» Given exercise: Find the string "bulunan" and gather every line that holds it.
□ □ □ □ □ □ □
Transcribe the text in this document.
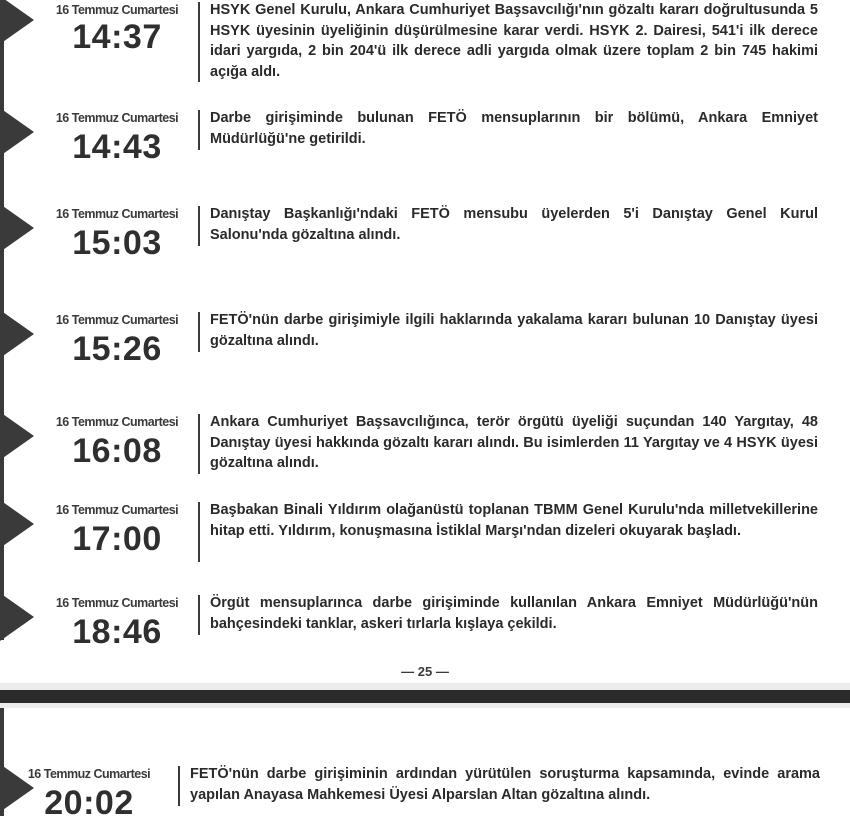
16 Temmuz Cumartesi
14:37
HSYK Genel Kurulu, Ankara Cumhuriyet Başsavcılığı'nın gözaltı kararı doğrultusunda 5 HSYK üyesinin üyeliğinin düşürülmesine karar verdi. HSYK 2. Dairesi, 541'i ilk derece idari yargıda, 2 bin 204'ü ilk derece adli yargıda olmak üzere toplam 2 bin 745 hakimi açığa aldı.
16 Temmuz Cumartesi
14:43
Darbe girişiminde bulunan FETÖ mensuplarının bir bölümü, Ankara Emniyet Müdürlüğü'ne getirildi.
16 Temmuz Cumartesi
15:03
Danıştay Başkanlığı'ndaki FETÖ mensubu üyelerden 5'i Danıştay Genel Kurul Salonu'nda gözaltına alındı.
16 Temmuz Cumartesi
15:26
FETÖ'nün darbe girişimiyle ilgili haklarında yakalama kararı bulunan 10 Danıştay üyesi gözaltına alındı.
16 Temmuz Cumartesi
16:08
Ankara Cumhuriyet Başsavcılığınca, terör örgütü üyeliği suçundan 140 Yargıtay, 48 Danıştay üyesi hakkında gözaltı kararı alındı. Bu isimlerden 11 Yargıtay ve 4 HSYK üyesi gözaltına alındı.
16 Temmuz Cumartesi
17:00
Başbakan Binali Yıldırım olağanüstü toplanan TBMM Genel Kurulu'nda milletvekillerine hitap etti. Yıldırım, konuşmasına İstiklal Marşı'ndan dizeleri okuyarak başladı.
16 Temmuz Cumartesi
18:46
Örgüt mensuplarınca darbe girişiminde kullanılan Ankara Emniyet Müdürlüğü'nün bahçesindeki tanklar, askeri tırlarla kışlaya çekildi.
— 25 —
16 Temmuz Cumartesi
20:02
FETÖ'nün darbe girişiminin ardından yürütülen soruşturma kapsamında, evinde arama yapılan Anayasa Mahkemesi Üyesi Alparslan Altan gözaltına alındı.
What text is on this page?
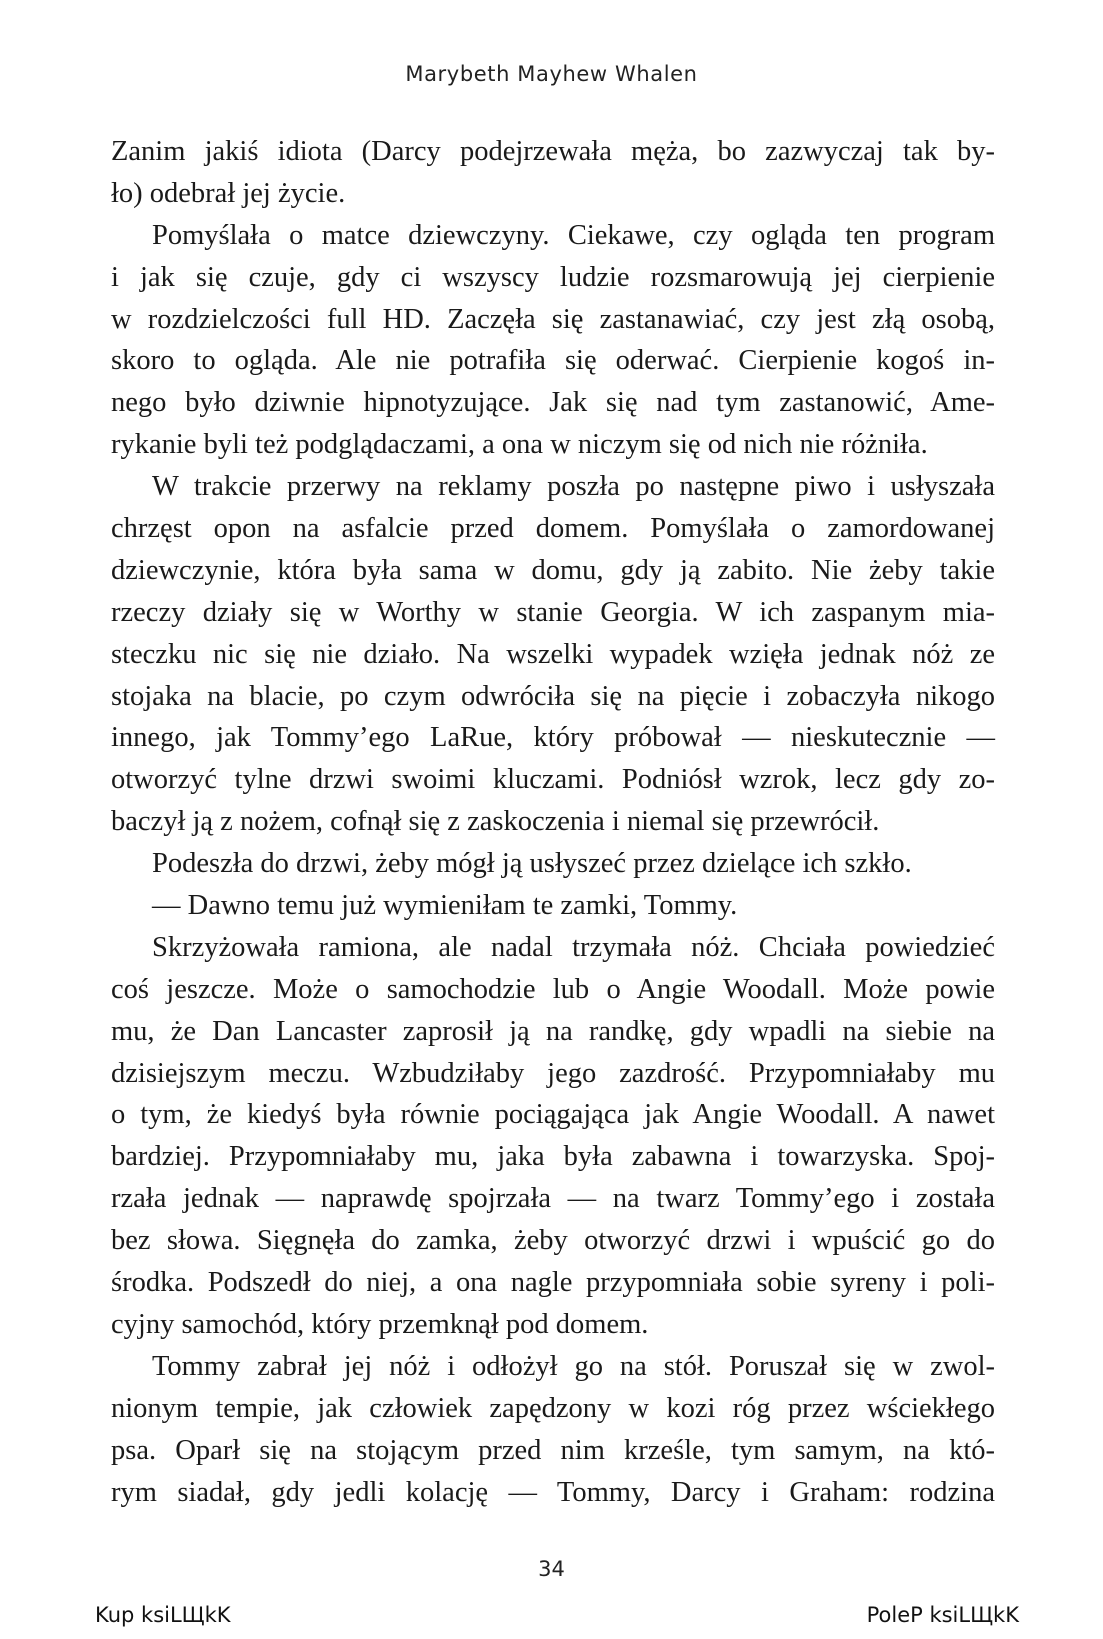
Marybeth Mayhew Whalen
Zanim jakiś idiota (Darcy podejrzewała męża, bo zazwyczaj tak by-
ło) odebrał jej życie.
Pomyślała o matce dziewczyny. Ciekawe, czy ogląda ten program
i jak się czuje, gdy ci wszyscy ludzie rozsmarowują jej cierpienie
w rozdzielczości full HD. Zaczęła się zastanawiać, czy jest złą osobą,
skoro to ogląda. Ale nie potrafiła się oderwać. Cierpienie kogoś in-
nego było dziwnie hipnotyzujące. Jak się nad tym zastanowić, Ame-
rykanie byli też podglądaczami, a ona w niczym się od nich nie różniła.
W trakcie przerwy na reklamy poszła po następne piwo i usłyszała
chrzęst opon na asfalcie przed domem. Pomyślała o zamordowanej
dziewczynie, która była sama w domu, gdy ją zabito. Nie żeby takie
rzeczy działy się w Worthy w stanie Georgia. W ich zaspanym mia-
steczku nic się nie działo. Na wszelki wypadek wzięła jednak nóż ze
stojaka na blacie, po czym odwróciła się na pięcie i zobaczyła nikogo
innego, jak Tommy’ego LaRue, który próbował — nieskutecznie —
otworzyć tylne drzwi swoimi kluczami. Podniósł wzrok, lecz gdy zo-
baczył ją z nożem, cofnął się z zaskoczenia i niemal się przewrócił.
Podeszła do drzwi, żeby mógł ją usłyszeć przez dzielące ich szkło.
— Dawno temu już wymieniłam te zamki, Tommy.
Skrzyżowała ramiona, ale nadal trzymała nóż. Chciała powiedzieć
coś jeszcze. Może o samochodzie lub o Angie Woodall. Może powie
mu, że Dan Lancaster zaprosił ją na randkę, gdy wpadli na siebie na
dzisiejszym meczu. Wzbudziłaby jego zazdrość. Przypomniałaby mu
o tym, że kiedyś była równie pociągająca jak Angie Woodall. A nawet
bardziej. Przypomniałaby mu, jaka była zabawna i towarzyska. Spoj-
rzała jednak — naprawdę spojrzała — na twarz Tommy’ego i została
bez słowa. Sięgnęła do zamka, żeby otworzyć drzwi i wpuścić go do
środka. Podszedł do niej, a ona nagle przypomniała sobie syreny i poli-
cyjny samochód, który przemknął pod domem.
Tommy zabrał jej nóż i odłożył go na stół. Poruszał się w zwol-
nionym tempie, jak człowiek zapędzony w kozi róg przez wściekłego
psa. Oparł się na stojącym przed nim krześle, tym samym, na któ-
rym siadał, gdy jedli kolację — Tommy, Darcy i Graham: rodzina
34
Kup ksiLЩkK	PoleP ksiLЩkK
□ □ □ □ □ □ □
» Reply to the task:
Darbe girişiminde bulunan FETÖ mensuplarının bir bölümü, Ankara Emniyet Müdürlüğü'ne getirildi.
FETÖ'nün darbe girişimiyle ilgili haklarında yakalama kararı bulunan 10 Danıştay üyesi gözaltına alındı.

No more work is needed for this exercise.